### Direction
Count the lines below that contain the word "units" and give only that number.

___ Data lines ___

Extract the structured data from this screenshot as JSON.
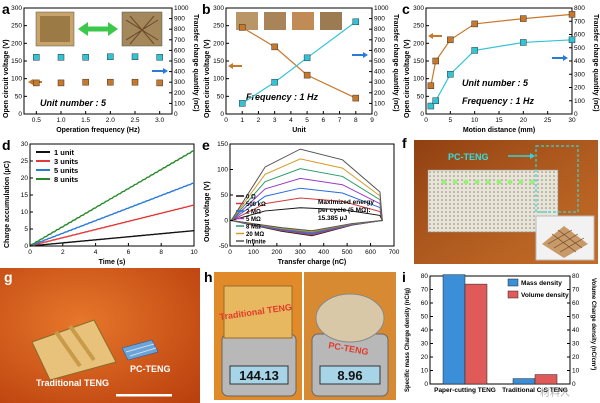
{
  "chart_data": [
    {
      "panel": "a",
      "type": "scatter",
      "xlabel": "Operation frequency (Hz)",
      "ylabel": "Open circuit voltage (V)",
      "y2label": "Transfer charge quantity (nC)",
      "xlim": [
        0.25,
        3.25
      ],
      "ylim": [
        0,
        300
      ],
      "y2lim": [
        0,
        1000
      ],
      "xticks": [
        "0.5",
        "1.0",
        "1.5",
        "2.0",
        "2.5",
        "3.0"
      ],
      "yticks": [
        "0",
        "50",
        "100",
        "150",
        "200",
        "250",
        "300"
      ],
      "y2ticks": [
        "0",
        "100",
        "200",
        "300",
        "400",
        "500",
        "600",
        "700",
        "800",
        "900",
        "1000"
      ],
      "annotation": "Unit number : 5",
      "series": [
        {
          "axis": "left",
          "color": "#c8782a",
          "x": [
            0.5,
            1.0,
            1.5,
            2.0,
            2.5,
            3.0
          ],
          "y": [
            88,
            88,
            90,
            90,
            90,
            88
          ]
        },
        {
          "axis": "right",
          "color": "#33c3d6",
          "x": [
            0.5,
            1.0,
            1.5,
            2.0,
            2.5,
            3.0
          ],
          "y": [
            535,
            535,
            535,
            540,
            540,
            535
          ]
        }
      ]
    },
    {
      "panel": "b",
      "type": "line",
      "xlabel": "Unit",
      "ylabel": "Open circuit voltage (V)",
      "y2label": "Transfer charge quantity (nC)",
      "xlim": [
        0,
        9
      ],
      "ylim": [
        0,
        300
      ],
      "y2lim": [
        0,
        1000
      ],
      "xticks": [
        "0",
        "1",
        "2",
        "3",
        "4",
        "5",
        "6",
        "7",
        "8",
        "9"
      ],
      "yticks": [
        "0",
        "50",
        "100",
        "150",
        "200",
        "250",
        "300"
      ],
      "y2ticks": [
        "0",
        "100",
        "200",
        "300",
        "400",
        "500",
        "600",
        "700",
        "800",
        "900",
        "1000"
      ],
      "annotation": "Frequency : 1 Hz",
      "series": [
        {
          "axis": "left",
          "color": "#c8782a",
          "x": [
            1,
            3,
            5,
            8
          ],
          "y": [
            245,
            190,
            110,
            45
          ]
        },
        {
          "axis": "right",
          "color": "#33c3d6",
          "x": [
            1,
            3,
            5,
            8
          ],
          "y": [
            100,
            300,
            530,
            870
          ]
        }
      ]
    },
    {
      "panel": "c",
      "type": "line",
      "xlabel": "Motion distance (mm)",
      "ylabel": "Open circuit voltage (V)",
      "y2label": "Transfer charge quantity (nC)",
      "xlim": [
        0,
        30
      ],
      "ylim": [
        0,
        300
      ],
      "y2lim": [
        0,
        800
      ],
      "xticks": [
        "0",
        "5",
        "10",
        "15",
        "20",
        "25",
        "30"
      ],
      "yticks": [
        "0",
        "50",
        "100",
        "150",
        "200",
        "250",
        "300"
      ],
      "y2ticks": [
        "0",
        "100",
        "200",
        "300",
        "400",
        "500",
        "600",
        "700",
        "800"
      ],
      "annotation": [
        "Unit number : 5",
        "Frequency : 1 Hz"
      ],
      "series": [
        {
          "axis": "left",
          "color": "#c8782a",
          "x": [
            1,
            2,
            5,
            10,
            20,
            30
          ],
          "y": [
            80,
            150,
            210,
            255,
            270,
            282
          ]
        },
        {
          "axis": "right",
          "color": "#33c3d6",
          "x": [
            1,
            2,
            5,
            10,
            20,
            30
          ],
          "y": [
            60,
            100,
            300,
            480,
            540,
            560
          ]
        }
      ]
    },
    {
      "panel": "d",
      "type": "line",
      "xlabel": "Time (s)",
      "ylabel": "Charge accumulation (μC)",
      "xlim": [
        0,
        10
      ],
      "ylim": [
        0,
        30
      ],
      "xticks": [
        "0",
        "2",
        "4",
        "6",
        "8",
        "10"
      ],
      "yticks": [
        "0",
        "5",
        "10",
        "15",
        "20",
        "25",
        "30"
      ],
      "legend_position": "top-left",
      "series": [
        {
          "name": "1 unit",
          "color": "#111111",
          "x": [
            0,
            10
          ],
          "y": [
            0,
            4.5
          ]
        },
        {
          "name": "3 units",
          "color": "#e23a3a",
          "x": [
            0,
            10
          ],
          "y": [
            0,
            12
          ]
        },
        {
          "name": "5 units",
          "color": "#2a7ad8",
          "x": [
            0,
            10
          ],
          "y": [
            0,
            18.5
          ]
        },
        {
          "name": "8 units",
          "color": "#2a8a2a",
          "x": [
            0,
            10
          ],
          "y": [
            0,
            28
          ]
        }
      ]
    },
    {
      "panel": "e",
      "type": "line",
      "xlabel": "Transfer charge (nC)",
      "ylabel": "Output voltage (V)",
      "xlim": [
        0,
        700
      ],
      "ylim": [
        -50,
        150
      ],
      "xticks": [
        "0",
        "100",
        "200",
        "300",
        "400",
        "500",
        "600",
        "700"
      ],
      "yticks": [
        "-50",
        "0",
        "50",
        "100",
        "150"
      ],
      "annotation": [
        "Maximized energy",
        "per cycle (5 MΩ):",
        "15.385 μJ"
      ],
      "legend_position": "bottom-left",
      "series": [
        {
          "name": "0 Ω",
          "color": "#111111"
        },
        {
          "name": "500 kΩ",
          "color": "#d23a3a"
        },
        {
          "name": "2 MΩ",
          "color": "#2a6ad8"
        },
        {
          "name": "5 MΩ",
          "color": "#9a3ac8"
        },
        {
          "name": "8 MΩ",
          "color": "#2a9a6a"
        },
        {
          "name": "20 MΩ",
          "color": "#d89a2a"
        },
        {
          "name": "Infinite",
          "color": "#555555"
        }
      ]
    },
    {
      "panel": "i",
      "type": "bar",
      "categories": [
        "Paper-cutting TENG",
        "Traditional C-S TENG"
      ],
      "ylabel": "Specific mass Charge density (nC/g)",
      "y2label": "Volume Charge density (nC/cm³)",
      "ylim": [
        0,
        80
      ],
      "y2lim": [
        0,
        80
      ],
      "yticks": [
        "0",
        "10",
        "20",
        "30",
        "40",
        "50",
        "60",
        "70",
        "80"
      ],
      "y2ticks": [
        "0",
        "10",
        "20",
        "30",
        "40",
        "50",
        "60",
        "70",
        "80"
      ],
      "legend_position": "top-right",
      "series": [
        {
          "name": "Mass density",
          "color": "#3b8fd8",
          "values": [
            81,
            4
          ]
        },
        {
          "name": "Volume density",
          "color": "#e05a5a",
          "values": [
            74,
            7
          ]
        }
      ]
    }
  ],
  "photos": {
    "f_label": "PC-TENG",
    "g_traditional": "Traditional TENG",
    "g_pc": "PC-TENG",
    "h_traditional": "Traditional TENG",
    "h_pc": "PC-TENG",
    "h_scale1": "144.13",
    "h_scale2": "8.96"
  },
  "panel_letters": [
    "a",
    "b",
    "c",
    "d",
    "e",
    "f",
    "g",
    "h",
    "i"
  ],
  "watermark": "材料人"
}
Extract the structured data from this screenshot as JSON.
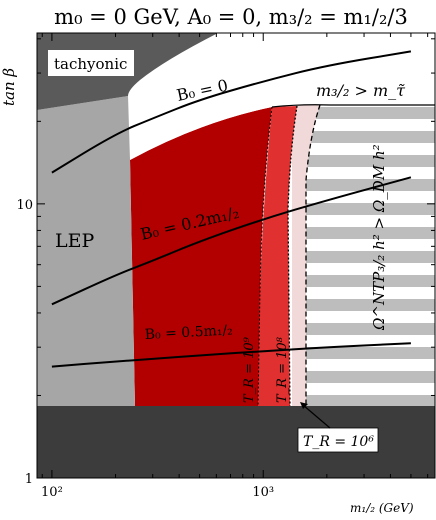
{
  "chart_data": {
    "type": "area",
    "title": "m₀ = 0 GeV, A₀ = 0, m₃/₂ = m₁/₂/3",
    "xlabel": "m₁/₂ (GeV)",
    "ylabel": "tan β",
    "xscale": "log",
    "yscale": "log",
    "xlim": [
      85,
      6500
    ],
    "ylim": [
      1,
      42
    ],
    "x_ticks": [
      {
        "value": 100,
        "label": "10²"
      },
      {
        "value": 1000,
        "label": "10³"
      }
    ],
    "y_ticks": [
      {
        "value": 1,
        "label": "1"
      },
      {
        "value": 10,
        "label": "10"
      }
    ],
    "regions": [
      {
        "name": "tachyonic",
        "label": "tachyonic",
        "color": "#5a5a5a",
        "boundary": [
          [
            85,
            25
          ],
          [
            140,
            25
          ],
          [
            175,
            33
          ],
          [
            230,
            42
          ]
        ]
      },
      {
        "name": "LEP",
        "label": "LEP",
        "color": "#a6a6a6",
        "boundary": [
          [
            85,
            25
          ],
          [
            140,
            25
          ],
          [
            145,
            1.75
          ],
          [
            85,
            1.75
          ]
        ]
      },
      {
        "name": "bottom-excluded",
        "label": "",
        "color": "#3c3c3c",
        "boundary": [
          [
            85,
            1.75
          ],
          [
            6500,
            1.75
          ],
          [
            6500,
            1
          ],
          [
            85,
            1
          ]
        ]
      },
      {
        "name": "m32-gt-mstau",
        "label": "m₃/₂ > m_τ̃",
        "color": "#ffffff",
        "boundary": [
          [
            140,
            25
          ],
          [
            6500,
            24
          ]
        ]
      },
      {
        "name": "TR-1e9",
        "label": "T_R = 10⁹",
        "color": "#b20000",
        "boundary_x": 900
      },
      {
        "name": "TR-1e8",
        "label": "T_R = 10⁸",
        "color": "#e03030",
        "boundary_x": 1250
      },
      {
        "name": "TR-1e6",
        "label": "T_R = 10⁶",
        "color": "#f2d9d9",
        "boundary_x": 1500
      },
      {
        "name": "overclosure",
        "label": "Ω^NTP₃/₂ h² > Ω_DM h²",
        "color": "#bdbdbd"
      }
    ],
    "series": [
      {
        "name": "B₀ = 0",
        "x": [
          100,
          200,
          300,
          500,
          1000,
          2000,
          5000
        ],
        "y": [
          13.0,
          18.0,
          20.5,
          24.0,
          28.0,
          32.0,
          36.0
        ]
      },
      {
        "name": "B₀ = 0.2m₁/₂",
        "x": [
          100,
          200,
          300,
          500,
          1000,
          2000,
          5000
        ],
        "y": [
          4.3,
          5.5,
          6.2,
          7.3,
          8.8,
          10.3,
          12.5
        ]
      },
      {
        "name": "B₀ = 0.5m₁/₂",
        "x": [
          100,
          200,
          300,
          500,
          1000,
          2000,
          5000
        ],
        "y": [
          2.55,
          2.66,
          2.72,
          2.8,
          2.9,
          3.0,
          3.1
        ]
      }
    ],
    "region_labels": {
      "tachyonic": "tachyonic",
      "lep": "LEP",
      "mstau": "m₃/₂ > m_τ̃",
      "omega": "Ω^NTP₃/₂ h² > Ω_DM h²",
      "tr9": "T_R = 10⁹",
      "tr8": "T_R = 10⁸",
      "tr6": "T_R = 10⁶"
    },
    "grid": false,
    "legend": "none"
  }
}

___

### Answer in full
3